[Stored data entries]
........

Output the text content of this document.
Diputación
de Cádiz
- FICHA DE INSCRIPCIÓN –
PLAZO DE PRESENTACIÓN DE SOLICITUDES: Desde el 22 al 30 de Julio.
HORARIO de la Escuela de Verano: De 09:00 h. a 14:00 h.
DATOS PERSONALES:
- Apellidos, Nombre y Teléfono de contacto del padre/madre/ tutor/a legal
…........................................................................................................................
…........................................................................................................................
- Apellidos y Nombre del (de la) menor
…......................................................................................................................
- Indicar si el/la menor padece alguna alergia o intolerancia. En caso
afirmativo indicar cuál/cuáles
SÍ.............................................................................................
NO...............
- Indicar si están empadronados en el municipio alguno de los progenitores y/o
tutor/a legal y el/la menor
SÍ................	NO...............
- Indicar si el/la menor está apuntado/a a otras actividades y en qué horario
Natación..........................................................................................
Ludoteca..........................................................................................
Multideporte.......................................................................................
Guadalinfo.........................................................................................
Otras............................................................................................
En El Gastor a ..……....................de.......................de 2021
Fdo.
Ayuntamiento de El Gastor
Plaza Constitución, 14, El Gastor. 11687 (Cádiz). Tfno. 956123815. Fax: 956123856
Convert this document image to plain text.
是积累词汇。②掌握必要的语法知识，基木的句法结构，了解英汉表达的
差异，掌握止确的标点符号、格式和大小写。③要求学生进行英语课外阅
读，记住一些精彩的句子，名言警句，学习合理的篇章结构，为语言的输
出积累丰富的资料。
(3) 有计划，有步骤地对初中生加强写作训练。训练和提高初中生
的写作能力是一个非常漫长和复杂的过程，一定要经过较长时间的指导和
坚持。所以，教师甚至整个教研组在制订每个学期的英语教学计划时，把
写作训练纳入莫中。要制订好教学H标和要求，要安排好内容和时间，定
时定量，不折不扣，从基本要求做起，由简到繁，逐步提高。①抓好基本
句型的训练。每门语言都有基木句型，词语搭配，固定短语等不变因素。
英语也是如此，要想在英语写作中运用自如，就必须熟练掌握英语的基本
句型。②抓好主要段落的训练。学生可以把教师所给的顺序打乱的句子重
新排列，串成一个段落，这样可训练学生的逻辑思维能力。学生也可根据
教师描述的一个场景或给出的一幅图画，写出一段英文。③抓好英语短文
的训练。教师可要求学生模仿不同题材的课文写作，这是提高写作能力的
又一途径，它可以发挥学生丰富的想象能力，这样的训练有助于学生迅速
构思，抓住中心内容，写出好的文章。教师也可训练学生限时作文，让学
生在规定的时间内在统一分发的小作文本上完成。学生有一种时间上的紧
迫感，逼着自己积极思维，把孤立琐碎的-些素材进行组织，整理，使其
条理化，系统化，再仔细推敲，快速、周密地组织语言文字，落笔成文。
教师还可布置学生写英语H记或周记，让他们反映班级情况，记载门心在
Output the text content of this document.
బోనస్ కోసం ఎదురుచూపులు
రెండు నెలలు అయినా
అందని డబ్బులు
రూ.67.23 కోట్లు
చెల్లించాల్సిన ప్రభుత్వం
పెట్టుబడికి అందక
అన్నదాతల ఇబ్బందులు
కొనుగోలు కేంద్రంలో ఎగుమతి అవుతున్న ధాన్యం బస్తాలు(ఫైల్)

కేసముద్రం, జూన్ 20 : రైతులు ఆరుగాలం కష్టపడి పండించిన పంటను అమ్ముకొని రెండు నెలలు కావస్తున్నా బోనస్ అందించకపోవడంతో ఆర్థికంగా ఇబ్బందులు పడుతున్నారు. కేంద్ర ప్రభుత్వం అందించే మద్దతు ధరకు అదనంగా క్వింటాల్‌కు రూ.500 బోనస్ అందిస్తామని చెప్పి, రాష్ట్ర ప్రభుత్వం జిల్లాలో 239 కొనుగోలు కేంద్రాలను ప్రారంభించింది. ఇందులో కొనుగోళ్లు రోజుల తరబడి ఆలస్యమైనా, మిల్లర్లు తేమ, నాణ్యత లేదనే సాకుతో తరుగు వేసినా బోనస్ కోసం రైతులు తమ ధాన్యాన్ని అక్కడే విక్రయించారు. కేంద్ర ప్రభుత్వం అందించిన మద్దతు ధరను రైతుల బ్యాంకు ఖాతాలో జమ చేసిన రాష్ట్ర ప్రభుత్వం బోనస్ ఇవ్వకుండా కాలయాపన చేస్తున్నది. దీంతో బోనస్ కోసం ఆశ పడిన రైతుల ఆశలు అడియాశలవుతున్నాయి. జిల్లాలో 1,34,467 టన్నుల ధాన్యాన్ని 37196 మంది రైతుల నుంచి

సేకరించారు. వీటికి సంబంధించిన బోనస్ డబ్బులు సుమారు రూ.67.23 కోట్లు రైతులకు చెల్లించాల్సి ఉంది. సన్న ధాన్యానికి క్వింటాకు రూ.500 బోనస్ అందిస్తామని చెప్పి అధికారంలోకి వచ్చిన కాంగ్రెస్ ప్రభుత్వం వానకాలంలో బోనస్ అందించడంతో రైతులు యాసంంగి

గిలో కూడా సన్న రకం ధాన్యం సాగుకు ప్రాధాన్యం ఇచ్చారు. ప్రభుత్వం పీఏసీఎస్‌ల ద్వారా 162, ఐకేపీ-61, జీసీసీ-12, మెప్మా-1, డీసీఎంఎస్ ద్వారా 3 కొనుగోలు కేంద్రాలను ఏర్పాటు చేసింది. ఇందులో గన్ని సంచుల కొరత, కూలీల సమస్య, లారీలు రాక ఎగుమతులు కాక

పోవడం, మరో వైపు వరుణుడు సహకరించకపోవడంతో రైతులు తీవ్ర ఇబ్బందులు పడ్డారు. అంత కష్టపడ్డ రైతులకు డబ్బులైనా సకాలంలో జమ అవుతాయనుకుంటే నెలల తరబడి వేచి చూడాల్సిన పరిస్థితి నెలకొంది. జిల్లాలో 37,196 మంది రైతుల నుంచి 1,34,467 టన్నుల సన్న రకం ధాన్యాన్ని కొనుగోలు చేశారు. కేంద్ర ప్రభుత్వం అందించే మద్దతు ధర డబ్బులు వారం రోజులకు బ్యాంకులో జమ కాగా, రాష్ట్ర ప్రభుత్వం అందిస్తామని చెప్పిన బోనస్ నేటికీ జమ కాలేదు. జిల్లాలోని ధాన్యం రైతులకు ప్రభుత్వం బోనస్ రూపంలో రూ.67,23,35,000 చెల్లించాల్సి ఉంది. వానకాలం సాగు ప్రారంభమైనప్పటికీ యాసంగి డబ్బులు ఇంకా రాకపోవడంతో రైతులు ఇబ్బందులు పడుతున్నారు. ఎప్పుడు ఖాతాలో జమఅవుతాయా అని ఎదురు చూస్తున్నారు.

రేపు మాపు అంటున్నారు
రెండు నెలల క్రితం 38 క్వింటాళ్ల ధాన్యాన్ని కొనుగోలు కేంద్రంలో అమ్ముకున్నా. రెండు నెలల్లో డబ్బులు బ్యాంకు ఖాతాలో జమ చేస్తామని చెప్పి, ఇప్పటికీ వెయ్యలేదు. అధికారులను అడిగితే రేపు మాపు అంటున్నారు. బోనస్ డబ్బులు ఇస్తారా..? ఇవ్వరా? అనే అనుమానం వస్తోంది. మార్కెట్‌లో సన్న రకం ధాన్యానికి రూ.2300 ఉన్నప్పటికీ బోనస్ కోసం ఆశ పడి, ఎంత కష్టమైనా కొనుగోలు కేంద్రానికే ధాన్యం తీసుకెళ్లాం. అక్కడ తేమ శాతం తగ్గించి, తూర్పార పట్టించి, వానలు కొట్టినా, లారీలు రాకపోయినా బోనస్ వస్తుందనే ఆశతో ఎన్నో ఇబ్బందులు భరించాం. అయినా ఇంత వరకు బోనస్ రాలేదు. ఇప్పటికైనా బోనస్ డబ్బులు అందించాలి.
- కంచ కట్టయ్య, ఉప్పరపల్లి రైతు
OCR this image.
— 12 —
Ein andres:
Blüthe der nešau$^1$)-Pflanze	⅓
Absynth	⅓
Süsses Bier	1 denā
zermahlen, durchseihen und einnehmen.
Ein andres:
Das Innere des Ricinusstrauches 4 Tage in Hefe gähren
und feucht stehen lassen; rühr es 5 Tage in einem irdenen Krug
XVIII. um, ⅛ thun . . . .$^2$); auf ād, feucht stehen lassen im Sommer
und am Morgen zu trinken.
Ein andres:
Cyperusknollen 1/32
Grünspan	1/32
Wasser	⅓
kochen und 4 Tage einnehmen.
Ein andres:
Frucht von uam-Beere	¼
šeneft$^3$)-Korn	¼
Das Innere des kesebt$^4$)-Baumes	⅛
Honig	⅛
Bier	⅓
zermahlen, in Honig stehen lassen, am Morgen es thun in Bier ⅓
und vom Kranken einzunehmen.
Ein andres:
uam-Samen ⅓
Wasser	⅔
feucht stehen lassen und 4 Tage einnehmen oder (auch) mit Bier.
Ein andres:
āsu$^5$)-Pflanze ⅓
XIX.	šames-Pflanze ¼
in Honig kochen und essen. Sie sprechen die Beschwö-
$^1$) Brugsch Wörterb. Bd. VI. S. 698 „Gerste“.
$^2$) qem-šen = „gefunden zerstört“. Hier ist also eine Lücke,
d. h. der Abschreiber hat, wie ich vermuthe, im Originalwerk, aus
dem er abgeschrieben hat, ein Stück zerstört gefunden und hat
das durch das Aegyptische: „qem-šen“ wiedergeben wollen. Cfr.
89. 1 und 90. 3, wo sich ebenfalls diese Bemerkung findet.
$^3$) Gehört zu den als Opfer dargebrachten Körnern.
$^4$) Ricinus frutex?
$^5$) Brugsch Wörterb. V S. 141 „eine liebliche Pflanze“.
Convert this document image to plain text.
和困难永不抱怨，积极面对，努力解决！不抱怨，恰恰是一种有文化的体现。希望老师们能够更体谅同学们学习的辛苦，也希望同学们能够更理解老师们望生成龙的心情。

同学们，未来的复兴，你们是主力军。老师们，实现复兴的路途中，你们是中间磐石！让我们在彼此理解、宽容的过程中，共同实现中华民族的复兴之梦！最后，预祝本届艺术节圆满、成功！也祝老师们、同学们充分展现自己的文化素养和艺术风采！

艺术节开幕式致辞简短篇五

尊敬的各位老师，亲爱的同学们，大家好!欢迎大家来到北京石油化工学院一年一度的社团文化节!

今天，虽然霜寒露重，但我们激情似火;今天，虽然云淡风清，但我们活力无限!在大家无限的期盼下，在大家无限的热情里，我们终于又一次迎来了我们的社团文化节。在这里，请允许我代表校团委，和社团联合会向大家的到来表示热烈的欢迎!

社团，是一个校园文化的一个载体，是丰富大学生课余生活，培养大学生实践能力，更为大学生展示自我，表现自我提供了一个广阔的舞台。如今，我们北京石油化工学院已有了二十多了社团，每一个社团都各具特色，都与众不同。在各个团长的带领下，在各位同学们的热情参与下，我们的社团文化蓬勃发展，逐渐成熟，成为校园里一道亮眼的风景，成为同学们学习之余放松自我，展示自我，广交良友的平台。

........

* **Exercise**:
Give the count of lines in the listing above that include "Gastor", with no other words.

* **Task output**:
3